### Task goal:
What is the number of lines containing the word "product"? Give that number alone.

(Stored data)
++++
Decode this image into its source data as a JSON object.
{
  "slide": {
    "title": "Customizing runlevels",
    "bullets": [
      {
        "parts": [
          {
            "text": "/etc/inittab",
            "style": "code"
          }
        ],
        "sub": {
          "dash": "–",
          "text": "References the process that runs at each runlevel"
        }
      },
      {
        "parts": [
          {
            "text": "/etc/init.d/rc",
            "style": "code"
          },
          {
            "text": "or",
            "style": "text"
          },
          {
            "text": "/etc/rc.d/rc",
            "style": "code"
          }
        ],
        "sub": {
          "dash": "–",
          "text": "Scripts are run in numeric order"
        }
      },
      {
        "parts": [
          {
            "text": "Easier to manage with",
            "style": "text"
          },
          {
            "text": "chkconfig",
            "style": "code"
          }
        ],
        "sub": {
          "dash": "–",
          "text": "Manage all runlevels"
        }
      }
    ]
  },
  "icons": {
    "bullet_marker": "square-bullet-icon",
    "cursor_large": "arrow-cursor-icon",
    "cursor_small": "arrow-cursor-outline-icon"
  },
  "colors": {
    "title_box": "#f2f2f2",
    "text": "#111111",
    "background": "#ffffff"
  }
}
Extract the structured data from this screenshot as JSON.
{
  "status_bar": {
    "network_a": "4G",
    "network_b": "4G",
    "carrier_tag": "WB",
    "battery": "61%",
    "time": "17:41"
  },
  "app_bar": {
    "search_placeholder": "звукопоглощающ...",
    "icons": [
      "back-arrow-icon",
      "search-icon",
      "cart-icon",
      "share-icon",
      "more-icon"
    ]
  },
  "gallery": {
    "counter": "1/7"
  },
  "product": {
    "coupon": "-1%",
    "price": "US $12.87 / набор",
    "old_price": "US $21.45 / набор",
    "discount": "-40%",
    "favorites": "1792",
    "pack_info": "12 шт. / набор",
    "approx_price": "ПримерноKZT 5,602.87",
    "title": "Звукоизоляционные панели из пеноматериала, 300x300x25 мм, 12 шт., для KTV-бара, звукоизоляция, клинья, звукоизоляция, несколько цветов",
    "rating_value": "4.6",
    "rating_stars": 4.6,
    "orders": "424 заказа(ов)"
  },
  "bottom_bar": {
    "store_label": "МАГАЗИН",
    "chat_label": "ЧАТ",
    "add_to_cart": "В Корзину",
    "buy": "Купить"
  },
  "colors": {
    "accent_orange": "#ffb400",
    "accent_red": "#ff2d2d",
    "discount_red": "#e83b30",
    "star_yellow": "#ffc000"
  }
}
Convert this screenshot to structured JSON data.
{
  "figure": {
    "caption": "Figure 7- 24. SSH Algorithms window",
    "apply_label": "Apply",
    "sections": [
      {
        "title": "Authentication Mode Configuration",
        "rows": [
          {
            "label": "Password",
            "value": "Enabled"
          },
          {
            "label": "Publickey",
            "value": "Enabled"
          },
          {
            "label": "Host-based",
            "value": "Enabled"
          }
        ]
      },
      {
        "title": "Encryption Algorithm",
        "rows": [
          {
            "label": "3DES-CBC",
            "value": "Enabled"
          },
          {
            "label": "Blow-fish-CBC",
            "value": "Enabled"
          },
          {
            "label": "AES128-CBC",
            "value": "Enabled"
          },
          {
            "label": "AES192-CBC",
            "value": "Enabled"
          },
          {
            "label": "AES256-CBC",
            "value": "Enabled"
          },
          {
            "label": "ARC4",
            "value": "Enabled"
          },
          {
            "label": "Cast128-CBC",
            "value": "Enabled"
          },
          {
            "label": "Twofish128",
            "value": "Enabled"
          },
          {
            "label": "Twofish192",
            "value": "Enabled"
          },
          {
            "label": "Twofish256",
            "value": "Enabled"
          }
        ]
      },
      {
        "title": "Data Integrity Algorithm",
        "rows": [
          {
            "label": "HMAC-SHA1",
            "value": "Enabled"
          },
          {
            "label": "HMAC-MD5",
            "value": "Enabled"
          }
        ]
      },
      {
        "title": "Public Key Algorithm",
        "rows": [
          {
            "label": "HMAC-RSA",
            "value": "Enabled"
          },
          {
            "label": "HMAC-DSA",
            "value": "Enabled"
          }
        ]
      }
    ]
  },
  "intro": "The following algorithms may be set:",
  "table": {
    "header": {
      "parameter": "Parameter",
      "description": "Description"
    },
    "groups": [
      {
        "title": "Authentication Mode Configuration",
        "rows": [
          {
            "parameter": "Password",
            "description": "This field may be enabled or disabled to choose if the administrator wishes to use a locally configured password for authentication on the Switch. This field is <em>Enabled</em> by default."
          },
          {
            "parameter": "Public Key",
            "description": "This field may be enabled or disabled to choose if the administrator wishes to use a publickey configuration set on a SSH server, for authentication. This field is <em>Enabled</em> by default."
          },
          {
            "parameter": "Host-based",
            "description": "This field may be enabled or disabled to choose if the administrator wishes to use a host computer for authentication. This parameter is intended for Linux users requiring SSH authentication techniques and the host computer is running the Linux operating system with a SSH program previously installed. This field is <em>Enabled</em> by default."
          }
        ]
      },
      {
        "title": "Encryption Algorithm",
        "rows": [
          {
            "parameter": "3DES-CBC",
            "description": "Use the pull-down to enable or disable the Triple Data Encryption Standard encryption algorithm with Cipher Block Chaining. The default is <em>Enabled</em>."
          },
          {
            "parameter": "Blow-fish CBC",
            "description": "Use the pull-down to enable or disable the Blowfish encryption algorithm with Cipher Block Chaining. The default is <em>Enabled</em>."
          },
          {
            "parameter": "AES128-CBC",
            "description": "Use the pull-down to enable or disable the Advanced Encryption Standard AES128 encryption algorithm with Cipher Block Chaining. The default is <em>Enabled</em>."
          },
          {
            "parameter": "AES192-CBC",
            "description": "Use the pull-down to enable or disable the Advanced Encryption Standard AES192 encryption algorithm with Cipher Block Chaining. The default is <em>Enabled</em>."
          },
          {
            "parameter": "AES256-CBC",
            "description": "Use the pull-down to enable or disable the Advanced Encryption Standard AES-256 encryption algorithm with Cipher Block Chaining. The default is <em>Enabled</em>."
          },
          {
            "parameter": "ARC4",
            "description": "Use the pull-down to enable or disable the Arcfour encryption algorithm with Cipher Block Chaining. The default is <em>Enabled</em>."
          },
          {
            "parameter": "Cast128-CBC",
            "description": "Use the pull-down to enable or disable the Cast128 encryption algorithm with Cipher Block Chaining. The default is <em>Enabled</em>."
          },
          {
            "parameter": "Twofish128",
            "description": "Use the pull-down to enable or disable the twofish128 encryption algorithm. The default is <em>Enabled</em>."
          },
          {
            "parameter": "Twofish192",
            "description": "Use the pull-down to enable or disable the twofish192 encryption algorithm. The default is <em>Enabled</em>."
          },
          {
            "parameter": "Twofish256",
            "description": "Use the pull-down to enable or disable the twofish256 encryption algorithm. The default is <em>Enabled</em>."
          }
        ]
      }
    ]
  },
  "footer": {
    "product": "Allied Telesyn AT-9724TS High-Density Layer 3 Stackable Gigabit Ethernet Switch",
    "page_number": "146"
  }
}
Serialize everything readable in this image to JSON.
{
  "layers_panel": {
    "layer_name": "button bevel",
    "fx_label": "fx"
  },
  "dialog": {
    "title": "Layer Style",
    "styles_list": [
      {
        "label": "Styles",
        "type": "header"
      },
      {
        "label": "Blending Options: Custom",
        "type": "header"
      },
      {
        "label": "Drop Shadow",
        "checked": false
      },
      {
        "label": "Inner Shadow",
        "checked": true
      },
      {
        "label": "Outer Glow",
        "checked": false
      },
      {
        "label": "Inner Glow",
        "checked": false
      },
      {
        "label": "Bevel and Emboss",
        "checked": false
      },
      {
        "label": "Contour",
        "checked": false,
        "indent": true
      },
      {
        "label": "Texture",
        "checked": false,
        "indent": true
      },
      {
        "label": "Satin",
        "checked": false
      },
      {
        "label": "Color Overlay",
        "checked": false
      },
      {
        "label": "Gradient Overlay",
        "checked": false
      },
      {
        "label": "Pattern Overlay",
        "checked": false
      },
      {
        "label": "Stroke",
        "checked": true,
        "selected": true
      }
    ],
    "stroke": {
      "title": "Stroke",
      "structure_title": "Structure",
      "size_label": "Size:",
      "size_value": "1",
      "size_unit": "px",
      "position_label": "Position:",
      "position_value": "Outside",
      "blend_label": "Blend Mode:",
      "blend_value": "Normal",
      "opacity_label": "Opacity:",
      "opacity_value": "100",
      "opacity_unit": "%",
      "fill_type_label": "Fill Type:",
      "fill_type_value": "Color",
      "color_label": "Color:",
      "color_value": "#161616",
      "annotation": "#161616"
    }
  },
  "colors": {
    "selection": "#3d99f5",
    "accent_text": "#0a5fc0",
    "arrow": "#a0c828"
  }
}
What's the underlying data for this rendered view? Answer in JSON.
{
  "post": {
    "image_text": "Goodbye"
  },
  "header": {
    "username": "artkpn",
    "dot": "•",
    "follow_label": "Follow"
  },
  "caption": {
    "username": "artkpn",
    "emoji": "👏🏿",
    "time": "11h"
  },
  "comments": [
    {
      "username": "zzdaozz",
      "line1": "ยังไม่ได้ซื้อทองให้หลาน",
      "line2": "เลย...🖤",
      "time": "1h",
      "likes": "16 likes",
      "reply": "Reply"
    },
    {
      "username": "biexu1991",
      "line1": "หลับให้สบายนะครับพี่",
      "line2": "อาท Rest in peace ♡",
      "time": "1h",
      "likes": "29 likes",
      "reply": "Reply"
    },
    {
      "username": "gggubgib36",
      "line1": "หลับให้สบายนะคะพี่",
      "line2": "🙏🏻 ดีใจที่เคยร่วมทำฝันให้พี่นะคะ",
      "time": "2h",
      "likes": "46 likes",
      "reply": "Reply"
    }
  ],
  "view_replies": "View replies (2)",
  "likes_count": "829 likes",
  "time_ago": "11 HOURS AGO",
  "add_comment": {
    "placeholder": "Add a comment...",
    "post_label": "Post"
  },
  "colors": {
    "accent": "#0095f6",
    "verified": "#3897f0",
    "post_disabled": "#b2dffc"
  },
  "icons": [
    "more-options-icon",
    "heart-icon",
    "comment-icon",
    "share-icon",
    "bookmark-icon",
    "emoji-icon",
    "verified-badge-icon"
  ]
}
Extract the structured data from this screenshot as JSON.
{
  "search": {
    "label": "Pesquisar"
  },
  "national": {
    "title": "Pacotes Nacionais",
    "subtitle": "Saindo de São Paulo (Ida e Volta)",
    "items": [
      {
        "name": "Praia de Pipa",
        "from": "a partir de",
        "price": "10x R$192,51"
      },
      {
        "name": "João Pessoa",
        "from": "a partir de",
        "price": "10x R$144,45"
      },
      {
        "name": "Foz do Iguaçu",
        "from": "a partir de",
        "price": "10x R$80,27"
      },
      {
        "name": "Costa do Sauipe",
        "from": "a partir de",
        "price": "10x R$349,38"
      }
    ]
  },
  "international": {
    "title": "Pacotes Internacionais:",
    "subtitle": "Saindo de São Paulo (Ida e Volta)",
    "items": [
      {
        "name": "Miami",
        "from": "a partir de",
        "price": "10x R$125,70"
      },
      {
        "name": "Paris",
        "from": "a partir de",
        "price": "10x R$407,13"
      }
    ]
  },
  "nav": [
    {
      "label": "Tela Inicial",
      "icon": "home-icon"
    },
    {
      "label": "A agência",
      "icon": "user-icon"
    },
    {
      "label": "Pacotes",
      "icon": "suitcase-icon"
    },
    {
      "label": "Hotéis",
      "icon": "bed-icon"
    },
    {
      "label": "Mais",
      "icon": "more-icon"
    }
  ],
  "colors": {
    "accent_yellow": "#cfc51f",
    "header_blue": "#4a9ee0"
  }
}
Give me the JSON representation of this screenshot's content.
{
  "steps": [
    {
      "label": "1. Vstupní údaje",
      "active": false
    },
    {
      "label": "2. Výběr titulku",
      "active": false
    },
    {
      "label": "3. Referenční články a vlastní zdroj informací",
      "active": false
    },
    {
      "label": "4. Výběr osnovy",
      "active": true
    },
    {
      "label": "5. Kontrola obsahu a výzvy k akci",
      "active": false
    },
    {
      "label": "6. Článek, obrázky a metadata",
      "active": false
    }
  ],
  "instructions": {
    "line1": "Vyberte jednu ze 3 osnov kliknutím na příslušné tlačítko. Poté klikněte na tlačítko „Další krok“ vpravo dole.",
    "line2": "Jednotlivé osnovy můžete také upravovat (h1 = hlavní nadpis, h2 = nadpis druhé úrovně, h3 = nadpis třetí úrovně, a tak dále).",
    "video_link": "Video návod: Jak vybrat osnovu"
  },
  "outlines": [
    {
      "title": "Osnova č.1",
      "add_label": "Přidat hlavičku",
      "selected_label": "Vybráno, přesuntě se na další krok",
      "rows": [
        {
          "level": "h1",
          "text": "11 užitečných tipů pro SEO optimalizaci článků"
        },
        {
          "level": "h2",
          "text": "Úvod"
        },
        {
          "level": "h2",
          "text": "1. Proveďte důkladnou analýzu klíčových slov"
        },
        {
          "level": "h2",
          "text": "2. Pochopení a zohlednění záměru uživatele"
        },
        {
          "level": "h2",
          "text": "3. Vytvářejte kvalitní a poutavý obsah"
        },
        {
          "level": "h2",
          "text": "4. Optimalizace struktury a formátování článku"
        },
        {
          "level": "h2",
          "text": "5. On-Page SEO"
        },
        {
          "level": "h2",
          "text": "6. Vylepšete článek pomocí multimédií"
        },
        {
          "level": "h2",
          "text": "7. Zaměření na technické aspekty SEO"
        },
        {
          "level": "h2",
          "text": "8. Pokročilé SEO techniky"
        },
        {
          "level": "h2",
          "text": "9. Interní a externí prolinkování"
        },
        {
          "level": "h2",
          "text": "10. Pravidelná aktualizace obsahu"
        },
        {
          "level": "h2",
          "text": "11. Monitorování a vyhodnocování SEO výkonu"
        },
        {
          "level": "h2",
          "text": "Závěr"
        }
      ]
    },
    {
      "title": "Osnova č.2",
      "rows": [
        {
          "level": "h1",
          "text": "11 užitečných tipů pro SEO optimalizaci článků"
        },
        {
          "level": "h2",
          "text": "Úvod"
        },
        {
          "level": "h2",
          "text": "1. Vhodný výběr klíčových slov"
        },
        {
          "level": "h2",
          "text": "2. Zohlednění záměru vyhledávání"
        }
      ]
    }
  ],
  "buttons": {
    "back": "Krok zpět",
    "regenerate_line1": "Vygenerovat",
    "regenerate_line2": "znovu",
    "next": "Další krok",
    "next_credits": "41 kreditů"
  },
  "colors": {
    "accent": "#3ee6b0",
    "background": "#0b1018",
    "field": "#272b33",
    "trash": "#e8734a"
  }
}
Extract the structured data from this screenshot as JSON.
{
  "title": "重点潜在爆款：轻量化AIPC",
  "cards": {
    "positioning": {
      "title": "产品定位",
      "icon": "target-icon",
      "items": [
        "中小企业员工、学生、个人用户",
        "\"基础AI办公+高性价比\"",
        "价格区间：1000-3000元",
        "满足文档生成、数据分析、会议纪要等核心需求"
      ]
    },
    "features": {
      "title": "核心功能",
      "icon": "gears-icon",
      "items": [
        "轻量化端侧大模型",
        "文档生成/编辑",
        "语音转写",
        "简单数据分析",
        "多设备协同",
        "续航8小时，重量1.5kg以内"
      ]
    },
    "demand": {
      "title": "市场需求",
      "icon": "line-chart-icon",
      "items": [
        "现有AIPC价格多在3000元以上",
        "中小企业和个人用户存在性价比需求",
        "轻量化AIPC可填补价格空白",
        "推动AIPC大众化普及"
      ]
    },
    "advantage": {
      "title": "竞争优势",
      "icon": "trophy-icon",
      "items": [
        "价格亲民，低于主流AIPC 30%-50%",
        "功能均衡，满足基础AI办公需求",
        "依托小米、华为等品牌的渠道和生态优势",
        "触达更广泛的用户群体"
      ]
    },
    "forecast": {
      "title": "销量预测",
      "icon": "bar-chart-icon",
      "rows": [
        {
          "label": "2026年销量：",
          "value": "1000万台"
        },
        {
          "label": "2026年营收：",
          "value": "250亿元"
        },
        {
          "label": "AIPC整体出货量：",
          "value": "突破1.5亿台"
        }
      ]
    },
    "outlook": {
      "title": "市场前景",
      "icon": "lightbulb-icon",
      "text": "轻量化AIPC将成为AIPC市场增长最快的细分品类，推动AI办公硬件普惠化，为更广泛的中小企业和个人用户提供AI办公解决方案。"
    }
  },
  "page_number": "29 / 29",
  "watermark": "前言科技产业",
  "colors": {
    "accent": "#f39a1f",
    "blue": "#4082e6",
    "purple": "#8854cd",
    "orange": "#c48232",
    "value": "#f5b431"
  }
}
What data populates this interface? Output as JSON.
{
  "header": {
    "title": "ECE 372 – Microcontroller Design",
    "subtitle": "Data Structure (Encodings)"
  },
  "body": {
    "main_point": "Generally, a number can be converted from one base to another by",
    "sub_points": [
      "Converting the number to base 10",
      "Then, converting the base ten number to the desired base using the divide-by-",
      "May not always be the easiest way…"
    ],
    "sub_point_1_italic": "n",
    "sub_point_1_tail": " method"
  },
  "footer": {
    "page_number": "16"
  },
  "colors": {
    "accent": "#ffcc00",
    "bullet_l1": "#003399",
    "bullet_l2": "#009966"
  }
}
++++
### Output of the exercise:
2